## Requirements
"ylabel" appears in how many lines of the entries? State only the number.

## Dataset records
•••

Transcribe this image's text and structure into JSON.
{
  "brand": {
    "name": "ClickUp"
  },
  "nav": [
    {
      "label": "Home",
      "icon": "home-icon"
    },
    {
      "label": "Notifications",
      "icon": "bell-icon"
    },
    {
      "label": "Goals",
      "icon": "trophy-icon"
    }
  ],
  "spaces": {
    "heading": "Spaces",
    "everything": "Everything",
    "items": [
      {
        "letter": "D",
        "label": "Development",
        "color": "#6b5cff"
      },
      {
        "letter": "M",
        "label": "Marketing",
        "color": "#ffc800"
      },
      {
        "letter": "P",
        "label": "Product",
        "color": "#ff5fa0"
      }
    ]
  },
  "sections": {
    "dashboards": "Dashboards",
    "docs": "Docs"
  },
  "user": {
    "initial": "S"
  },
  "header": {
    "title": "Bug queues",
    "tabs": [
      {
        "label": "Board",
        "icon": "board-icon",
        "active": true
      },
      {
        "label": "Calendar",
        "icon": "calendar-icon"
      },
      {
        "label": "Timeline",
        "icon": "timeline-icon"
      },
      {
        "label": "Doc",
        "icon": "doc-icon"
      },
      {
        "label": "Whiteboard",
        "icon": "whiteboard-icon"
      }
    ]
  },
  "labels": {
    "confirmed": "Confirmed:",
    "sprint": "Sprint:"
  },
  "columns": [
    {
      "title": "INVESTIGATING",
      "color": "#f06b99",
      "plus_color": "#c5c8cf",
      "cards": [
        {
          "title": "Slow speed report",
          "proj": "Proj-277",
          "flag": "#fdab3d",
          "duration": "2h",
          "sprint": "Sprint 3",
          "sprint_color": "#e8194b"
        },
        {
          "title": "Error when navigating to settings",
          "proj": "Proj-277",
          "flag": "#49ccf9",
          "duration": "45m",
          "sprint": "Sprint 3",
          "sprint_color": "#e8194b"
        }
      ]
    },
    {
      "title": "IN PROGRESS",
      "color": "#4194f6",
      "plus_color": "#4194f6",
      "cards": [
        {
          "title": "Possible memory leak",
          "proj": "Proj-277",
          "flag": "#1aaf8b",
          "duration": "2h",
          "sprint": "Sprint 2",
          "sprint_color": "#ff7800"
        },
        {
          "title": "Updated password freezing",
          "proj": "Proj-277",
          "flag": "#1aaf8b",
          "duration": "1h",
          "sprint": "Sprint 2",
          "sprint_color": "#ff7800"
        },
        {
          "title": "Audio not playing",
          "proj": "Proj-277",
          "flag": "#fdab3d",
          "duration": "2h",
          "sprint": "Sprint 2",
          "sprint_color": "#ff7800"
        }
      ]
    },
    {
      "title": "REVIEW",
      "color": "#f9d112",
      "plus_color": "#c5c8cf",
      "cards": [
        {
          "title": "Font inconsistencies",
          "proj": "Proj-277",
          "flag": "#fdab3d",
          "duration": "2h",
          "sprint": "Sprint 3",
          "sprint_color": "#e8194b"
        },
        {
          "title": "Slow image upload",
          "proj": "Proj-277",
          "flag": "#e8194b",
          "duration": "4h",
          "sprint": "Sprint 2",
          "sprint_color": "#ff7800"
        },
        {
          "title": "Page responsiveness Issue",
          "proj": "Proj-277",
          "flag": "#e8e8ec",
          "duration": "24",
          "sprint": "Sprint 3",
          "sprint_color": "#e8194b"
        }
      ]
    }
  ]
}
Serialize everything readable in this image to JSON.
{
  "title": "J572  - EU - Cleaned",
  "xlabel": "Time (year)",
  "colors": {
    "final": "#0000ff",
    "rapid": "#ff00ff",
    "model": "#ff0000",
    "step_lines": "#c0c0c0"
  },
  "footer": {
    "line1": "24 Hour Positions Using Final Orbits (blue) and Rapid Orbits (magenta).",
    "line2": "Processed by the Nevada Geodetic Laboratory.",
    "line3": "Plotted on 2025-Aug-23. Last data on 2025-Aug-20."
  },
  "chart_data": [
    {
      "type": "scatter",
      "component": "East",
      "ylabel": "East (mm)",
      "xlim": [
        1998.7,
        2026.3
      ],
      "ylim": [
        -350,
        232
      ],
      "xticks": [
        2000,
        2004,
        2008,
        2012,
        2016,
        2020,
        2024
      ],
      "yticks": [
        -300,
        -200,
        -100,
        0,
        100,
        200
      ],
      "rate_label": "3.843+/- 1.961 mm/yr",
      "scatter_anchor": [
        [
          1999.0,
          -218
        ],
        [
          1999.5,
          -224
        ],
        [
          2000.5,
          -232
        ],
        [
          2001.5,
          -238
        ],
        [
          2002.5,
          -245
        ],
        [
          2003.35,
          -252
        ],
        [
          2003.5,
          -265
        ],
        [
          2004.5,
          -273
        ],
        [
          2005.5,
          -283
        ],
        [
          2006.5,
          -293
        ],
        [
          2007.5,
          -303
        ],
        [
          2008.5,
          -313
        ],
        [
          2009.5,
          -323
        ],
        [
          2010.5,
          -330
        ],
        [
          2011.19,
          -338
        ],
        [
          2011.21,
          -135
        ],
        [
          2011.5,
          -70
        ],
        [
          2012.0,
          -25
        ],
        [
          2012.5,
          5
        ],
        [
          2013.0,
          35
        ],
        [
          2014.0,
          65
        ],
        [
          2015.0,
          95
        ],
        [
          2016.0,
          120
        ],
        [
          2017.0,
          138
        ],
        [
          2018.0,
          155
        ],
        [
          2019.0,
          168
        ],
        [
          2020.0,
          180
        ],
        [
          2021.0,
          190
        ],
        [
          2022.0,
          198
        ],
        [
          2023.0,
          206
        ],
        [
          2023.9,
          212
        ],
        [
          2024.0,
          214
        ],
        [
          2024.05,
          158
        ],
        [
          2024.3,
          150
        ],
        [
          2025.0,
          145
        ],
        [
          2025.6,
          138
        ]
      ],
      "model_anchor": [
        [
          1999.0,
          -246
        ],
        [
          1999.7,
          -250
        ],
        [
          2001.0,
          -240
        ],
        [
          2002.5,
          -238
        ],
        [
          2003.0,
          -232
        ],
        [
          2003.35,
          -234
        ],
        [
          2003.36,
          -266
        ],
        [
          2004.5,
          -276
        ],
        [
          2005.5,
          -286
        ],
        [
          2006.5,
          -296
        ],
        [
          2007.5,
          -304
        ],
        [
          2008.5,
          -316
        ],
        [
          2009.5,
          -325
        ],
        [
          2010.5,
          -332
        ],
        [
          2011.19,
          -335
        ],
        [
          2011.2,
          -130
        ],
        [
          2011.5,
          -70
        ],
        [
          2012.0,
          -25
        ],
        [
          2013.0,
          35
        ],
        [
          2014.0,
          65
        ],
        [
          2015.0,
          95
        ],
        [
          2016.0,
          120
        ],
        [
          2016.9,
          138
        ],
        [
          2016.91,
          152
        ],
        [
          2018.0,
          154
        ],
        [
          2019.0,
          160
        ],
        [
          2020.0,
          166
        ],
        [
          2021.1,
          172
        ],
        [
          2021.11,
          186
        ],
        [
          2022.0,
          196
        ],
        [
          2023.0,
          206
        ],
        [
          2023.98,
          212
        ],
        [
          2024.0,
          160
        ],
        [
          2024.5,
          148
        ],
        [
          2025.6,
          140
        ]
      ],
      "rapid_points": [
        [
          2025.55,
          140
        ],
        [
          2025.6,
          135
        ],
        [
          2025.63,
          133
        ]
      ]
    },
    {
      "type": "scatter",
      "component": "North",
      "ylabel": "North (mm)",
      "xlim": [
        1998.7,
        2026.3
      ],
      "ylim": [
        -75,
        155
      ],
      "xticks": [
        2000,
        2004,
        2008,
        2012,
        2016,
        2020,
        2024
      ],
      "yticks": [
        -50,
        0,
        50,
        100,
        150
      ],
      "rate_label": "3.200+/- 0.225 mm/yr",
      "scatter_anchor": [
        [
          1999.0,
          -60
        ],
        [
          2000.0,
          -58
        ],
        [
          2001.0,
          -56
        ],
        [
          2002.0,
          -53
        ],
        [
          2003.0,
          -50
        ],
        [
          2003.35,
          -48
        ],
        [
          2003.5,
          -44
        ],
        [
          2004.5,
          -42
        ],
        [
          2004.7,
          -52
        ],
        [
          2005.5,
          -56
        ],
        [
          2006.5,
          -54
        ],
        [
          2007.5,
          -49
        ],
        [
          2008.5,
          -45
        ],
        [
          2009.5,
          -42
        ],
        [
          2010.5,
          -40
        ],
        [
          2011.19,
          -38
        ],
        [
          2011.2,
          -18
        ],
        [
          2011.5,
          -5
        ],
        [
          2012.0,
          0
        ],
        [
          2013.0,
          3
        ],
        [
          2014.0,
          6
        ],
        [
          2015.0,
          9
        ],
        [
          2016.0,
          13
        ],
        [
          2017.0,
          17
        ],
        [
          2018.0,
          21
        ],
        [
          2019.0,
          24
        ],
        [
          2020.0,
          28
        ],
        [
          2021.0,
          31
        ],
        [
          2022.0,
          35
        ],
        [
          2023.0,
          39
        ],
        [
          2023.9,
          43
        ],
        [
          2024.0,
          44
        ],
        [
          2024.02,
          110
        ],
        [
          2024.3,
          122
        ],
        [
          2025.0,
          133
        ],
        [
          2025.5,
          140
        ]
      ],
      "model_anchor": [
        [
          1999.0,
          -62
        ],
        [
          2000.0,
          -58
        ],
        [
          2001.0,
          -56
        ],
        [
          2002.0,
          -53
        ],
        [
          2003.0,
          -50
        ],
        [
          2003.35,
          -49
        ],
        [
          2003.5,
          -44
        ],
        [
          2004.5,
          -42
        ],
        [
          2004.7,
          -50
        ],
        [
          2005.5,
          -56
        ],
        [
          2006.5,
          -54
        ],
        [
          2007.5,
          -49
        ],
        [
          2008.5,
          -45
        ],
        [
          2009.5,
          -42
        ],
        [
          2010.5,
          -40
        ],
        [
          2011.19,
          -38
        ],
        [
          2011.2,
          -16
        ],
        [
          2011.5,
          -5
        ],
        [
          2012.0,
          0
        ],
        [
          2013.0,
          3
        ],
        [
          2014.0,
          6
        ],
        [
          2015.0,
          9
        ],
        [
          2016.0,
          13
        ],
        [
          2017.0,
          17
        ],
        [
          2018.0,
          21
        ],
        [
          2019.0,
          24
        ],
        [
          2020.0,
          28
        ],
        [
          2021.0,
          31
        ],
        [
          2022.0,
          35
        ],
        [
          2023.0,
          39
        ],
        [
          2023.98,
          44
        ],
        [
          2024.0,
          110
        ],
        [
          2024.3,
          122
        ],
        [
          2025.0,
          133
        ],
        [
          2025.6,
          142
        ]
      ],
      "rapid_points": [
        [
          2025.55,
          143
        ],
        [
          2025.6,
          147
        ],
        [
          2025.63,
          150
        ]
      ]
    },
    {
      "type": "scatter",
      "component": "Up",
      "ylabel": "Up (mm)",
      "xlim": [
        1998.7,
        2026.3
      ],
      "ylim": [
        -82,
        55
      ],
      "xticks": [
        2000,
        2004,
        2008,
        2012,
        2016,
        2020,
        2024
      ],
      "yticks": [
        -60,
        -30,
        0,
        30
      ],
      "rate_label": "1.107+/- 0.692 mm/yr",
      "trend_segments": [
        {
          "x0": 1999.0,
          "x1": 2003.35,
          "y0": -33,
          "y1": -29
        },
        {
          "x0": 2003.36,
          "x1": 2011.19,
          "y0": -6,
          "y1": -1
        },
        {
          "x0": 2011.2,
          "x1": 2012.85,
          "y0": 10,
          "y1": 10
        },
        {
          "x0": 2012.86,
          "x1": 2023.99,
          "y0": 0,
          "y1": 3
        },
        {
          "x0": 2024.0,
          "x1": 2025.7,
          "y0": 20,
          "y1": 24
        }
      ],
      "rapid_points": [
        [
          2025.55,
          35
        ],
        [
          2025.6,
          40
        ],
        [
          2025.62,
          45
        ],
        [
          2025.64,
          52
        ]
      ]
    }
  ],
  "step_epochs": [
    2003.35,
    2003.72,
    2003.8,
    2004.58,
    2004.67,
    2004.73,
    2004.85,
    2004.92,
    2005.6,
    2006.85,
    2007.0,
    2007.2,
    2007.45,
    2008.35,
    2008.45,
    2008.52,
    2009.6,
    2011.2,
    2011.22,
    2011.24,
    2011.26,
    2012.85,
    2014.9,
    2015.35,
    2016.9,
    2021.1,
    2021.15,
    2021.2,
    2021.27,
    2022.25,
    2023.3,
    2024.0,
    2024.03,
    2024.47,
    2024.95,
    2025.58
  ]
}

•••

## Exercise output
3